→ **THE PROBLEM**: Identify every line in the records below that contains the word "Taylor", and copy each of those lines.

→ **SUPPLIED DATA**:
>> BEGIN

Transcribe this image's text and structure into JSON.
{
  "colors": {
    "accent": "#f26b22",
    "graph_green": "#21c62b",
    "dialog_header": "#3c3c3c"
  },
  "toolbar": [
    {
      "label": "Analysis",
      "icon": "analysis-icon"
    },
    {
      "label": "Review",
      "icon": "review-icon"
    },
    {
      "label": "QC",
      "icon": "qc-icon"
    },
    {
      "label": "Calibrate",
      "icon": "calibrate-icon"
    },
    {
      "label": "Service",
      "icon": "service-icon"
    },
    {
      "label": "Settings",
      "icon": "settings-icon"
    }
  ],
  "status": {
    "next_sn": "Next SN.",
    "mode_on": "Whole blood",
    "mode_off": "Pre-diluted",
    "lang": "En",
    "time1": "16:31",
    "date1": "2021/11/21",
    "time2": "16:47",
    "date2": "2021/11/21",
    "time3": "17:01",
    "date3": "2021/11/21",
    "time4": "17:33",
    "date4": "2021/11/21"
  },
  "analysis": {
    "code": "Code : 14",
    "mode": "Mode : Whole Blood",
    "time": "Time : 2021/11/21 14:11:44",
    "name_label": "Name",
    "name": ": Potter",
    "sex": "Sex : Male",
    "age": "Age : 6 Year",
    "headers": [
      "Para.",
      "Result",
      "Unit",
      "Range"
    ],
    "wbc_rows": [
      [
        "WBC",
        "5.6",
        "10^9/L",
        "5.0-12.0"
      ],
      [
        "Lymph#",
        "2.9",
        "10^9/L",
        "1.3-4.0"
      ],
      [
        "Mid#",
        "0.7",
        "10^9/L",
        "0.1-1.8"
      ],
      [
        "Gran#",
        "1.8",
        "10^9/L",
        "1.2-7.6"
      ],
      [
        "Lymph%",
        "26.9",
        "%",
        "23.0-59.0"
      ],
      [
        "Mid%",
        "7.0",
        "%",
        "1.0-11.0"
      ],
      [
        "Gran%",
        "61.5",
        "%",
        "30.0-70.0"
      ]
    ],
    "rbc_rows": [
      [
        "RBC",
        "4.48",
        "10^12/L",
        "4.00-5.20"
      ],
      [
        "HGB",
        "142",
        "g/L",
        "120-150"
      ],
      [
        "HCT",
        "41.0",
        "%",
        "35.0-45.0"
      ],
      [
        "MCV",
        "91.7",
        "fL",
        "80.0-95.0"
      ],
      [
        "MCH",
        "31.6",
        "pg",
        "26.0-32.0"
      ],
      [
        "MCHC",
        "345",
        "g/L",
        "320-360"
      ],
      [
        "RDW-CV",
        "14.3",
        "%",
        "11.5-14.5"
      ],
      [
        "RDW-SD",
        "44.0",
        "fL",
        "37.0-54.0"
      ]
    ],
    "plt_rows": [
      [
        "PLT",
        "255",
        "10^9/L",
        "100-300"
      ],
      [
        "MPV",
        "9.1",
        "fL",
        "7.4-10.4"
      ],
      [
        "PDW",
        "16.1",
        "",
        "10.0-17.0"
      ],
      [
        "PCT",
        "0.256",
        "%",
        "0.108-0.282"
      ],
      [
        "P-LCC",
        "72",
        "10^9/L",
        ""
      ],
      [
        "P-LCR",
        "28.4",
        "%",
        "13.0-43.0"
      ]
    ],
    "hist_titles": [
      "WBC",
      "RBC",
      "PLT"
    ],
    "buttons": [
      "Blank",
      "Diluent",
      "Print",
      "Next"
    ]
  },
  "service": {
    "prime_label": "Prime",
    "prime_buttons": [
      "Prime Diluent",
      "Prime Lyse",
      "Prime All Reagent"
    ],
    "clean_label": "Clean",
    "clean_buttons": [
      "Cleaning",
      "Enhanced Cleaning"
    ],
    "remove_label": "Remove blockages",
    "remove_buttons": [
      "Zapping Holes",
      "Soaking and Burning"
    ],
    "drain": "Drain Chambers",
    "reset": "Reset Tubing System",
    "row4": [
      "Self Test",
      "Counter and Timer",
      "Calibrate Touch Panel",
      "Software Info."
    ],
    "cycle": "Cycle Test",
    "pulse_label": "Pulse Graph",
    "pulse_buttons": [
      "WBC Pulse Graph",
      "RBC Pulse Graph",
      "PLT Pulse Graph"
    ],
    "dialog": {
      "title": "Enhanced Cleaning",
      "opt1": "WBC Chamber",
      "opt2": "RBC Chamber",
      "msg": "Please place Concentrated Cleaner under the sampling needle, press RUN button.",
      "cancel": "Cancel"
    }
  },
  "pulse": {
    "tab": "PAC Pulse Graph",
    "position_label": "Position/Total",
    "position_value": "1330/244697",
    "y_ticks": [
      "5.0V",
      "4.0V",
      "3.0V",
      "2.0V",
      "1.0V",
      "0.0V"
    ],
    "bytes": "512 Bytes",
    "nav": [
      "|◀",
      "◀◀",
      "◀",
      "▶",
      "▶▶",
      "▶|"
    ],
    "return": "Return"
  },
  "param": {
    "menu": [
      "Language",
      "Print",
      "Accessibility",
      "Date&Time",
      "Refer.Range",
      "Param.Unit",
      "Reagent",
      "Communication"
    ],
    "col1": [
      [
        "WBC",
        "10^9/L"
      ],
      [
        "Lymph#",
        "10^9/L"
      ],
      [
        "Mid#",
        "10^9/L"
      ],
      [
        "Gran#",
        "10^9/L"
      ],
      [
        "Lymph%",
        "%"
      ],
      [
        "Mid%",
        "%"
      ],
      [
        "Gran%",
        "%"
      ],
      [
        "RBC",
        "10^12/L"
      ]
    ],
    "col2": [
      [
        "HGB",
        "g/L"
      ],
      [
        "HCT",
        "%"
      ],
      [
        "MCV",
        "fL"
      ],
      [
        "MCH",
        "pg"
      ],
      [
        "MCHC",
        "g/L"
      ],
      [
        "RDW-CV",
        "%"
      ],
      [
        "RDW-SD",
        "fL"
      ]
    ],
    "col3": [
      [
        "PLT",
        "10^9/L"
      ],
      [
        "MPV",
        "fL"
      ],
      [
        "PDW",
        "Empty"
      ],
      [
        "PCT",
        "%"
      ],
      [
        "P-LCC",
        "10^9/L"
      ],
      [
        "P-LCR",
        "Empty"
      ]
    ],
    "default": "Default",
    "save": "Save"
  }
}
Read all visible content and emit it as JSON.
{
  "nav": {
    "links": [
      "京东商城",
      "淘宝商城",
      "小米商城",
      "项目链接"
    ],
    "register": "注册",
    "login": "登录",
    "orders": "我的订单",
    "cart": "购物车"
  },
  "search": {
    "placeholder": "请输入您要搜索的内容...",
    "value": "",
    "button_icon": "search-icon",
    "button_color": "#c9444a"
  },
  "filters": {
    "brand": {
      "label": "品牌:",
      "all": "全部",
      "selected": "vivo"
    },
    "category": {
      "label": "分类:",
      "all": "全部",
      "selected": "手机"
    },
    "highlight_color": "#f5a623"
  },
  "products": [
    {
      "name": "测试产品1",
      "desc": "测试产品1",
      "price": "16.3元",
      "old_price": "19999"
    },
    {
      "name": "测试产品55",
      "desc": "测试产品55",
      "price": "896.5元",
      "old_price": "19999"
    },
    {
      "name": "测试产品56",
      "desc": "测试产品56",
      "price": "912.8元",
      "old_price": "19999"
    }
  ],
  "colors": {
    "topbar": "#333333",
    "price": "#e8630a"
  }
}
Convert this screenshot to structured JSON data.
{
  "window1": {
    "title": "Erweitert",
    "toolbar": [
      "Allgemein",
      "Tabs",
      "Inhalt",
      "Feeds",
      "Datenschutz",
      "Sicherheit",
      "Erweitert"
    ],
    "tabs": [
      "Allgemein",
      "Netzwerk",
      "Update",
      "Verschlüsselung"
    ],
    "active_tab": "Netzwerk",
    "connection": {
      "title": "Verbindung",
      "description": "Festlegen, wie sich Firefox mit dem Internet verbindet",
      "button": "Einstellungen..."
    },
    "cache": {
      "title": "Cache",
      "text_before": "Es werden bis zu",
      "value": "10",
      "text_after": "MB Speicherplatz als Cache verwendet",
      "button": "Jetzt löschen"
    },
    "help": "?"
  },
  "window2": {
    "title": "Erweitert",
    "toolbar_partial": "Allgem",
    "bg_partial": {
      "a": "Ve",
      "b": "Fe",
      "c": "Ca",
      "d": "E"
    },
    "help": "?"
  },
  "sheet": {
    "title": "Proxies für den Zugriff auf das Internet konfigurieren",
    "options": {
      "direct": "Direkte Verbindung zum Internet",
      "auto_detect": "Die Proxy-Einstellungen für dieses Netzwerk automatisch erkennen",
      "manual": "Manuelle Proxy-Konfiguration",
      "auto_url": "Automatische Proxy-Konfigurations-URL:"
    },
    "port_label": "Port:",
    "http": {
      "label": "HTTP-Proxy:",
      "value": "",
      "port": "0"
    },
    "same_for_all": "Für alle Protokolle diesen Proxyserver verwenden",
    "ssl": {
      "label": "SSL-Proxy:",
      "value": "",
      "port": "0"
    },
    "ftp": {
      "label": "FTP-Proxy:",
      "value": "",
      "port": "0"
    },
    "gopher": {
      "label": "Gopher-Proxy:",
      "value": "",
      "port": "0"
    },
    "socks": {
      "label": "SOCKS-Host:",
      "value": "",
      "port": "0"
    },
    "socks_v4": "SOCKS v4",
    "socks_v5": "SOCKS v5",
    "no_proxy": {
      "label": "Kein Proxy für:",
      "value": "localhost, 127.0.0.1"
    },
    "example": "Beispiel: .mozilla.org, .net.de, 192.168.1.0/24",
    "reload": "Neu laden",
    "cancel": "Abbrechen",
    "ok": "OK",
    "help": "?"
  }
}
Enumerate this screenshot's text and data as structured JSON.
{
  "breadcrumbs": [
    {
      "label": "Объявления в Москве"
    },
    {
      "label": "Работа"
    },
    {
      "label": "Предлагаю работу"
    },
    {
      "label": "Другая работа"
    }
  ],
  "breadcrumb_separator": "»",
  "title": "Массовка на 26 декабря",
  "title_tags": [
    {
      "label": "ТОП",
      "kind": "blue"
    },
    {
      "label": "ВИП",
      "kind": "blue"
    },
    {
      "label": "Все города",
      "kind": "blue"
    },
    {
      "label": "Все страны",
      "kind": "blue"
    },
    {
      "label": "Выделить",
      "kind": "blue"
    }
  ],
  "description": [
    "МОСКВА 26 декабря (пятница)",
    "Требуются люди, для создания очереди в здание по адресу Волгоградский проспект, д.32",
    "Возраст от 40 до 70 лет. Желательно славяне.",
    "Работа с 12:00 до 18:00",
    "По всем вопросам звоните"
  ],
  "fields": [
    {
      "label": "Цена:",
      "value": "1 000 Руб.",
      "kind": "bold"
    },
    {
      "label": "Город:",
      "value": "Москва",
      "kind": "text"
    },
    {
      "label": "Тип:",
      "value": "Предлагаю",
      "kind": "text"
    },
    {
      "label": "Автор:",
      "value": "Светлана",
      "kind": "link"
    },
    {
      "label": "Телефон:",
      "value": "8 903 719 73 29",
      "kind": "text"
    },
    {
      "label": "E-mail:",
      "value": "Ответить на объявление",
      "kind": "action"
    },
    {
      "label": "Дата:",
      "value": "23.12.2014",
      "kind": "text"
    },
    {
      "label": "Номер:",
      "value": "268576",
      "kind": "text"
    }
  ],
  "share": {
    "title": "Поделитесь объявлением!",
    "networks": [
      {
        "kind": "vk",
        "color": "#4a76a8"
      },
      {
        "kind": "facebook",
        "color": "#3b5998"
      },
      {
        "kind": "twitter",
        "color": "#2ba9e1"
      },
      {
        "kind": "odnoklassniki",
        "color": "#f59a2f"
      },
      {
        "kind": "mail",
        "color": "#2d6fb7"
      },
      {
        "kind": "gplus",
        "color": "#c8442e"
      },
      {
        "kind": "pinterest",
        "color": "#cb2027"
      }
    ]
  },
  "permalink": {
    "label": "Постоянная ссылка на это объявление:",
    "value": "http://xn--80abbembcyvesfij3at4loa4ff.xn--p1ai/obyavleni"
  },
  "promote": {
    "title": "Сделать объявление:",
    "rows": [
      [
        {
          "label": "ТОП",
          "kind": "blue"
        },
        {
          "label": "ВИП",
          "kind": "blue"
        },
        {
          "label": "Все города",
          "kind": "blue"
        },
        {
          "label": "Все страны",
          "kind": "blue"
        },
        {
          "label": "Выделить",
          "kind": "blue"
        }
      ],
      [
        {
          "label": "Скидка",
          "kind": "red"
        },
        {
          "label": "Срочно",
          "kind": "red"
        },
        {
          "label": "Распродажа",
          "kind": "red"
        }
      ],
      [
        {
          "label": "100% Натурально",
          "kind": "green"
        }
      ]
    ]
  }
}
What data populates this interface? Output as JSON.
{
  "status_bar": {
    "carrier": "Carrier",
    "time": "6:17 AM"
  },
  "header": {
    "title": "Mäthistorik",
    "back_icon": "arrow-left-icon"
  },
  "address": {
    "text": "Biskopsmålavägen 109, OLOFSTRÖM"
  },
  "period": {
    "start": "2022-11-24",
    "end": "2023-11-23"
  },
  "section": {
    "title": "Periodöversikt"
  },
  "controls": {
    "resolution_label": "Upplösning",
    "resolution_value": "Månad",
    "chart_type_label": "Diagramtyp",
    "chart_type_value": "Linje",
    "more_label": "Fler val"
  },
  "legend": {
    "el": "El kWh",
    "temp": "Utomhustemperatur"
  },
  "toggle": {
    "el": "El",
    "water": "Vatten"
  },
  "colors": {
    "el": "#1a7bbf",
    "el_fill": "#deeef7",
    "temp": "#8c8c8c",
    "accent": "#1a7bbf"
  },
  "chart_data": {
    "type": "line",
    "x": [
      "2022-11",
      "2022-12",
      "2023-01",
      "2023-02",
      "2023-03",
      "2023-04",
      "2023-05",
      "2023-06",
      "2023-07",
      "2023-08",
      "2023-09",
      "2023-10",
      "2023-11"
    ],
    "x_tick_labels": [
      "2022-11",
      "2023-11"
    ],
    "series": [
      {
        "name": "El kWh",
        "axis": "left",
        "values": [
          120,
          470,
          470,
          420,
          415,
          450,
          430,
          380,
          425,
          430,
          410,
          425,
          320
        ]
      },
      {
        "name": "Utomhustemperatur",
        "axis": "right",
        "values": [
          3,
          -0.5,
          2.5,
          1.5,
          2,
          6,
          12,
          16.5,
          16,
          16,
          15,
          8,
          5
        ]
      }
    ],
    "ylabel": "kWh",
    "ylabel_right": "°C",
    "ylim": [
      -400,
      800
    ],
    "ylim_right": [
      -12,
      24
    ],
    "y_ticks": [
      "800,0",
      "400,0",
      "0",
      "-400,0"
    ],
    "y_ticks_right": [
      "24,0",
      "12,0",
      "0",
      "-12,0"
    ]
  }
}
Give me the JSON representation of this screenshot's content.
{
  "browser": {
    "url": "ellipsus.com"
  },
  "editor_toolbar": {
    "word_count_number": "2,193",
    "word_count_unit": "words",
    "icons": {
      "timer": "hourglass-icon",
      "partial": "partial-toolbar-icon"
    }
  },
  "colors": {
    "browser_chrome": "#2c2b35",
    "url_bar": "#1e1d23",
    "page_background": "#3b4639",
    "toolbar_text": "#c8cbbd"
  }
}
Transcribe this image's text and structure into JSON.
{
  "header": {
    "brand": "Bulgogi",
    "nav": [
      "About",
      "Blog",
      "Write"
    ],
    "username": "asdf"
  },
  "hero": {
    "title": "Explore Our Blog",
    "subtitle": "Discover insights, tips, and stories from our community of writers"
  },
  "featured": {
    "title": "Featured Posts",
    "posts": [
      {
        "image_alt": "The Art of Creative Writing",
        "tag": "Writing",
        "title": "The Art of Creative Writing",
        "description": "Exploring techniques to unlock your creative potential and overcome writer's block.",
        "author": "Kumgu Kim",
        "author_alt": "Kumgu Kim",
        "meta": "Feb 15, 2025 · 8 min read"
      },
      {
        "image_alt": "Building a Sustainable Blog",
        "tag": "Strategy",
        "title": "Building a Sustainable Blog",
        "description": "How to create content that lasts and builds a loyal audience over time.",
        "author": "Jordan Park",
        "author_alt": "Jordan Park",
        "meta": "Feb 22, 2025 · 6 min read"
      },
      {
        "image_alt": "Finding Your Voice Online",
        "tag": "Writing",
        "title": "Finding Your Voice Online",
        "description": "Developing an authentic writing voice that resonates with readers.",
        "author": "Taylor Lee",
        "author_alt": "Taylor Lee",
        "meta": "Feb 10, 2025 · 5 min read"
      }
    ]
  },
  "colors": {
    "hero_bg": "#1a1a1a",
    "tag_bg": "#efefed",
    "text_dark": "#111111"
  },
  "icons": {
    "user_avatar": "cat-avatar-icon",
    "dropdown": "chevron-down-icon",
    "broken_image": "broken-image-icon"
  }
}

>> END

→ **RESPONSE FOR THIS EXERCISE**:
        "author": "Taylor Lee",
        "author_alt": "Taylor Lee",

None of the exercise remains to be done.